┌────────
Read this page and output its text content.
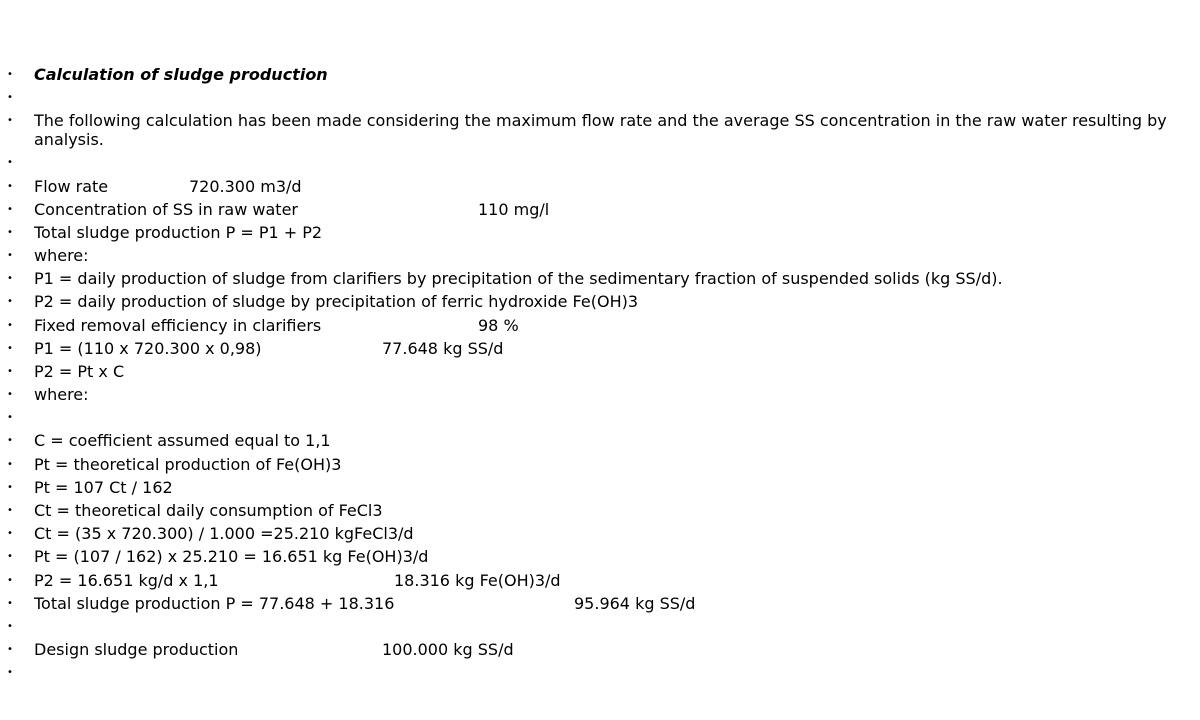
• Calculation of sludge production
•
• The following calculation has been made considering the maximum flow rate and the average SS concentration in the raw water resulting by analysis.
•
• Flow rate	720.300 m3/d
• Concentration of SS in raw water	110 mg/l
• Total sludge production P = P1 + P2
• where:
• P1 = daily production of sludge from clarifiers by precipitation of the sedimentary fraction of suspended solids (kg SS/d).
• P2 = daily production of sludge by precipitation of ferric hydroxide Fe(OH)3
• Fixed removal efficiency in clarifiers	98 %
• P1 = (110 x 720.300 x 0,98)	77.648 kg SS/d
• P2 = Pt x C
• where:
•
• C = coefficient assumed equal to 1,1
• Pt = theoretical production of Fe(OH)3
• Pt = 107 Ct / 162
• Ct = theoretical daily consumption of FeCl3
• Ct = (35 x 720.300) / 1.000 =25.210 kgFeCl3/d
• Pt = (107 / 162) x 25.210 = 16.651 kg Fe(OH)3/d
• P2 = 16.651 kg/d x 1,1	18.316 kg Fe(OH)3/d
• Total sludge production P = 77.648 + 18.316	95.964 kg SS/d
•
• Design sludge production	100.000 kg SS/d
•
└────────
SHORT PROBLEM: Select the lines from the entries that include the word "daily".

ANSWER IN FULL:
• P1 = daily production of sludge from clarifiers by precipitation of the sedimentary fraction of suspended solids (kg SS/d).
• P2 = daily production of sludge by precipitation of ferric hydroxide Fe(OH)3
• Ct = theoretical daily consumption of FeCl3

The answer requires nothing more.